#### [Short problem]
Identify all lines below that hold "allen" and collect them.

#### [Stored data]
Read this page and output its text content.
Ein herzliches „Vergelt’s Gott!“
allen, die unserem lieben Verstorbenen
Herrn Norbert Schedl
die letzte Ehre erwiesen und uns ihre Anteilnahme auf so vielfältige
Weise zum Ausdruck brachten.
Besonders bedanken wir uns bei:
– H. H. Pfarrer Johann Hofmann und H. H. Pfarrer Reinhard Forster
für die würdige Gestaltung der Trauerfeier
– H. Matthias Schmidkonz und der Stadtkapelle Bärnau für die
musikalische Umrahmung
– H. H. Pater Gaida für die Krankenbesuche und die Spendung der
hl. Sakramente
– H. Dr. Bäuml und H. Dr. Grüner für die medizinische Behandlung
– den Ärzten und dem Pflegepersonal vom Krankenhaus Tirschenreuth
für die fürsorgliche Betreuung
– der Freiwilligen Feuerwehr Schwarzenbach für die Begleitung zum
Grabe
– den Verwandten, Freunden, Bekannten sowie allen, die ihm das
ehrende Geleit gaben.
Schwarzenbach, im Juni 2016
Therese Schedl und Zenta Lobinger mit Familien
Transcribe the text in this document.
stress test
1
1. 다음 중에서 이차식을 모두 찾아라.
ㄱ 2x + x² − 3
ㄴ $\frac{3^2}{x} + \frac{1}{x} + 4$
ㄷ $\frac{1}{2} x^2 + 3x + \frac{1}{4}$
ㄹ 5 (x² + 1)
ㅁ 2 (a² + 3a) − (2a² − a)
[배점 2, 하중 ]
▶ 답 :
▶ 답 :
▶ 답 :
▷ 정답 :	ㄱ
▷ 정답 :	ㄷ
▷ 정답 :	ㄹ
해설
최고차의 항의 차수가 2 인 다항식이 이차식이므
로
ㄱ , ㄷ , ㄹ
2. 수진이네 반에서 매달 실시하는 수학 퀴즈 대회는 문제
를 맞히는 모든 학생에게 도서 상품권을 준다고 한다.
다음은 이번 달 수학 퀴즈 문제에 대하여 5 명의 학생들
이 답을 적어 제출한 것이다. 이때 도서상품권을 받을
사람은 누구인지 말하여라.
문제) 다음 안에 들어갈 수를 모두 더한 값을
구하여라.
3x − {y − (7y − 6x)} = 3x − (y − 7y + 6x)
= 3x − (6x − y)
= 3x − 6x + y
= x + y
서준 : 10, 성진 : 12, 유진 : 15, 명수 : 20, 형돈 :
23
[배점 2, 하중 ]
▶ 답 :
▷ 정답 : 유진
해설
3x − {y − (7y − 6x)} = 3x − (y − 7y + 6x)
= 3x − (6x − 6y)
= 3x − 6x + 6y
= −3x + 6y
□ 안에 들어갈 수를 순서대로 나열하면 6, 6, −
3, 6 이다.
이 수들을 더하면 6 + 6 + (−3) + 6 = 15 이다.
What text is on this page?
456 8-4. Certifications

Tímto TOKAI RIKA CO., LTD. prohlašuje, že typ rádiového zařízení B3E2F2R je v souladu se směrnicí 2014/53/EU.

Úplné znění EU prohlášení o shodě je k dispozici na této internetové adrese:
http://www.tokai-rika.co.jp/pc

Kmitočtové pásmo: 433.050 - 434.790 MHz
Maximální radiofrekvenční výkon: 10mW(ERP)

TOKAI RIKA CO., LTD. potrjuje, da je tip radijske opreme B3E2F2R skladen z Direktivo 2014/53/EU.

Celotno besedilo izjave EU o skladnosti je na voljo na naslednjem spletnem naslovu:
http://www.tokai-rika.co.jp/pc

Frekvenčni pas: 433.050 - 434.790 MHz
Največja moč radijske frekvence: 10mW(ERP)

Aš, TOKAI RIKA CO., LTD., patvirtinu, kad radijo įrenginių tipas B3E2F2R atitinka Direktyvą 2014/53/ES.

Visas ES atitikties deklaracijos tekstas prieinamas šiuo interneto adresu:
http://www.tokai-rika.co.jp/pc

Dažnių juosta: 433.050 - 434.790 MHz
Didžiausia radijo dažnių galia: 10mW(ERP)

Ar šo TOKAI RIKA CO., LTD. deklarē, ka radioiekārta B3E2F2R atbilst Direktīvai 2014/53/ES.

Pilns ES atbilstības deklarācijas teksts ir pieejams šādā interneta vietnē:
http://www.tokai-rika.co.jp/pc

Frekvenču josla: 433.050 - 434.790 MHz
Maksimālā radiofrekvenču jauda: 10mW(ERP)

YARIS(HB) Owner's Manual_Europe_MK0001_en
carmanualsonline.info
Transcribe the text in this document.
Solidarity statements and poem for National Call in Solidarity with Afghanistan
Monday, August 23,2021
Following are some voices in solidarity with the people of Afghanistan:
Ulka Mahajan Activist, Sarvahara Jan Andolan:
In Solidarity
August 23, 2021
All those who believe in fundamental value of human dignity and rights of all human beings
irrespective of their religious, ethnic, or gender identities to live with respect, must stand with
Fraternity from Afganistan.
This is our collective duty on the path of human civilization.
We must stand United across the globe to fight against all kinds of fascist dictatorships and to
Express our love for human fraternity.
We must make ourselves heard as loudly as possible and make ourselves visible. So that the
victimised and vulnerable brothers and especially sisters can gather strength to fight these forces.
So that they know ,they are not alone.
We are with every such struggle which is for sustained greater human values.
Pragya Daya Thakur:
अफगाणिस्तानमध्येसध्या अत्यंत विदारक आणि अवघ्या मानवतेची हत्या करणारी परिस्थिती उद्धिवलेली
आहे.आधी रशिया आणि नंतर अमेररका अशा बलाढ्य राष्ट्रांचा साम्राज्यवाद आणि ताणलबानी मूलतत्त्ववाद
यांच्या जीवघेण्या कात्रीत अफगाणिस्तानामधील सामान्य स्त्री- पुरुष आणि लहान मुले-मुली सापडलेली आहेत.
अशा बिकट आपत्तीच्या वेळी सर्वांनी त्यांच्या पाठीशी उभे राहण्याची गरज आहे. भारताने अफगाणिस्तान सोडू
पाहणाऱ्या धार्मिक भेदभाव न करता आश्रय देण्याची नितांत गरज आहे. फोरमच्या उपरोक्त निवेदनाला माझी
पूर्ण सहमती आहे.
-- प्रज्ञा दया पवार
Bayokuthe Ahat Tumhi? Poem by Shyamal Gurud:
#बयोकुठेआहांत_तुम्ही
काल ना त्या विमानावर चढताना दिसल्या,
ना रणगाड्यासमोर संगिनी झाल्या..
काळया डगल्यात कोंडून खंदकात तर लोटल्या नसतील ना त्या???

#### [Exercise output]
allen, die unserem lieben Verstorbenen
– den Verwandten, Freunden, Bekannten sowie allen, die ihm das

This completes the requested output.